* Exercise goal *
Below are the records. Count the lines containing the string "find", and reply with the number alone.
======== Material shown
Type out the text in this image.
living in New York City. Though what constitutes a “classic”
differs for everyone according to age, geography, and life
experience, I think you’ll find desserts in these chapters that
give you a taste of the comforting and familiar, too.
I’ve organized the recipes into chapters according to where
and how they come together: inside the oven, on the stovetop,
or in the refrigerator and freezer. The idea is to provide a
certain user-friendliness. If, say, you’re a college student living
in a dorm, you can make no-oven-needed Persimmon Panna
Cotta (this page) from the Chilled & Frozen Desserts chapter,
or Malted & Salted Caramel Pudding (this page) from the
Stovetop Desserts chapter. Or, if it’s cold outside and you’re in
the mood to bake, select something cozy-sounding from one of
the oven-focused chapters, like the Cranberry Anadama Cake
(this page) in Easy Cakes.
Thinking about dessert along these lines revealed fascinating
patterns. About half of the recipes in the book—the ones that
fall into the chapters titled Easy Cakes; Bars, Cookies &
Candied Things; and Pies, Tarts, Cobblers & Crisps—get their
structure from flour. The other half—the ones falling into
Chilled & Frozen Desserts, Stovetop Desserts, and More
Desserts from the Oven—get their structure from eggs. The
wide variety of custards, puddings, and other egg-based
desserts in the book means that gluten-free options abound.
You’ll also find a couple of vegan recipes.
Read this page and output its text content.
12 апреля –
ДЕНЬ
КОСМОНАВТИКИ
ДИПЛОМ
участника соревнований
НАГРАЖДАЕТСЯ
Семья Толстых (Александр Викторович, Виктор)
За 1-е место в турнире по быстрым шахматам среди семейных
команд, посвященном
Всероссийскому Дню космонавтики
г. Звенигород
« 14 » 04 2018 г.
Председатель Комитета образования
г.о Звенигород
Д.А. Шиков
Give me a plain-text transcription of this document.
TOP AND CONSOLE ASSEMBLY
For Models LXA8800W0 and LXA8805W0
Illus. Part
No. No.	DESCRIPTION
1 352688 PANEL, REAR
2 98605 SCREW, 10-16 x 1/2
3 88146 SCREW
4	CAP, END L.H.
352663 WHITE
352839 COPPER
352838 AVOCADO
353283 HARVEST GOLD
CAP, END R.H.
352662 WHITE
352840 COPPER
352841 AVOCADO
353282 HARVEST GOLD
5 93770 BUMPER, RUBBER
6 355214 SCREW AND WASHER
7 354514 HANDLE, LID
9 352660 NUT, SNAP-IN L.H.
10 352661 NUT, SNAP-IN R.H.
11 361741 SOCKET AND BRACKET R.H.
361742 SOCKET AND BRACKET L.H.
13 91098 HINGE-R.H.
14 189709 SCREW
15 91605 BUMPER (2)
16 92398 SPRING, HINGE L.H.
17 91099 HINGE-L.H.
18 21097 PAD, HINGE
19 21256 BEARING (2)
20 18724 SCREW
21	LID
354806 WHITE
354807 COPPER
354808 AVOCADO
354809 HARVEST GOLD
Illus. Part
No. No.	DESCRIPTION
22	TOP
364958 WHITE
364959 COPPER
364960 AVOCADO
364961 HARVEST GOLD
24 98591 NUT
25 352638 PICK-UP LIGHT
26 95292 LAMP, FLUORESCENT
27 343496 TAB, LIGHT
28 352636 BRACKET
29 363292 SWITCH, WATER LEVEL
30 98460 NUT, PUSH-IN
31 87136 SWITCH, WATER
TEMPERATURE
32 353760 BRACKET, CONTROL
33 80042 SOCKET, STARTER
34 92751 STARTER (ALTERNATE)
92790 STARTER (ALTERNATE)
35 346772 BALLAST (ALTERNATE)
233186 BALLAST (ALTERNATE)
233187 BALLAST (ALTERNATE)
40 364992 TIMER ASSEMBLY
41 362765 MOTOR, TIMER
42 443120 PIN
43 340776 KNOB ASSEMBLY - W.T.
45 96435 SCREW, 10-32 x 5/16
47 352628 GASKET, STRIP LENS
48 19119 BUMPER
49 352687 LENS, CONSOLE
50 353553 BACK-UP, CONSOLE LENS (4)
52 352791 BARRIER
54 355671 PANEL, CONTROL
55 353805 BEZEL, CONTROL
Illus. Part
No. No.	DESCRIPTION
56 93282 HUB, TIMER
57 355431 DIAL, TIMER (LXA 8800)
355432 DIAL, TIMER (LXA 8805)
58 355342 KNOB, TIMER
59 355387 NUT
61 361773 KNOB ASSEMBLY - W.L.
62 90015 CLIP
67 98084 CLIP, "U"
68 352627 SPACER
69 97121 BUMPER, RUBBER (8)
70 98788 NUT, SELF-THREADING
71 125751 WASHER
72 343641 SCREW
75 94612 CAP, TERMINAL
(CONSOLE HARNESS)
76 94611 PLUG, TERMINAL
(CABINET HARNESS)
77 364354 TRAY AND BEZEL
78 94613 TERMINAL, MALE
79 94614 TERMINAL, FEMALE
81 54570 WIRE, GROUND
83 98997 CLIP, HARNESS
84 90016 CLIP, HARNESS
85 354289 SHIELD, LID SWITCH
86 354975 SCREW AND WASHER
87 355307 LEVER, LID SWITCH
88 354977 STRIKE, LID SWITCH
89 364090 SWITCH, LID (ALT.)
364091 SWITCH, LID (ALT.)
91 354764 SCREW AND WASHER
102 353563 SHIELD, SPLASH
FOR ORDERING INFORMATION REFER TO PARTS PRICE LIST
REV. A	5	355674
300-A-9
================
* Task answer *
2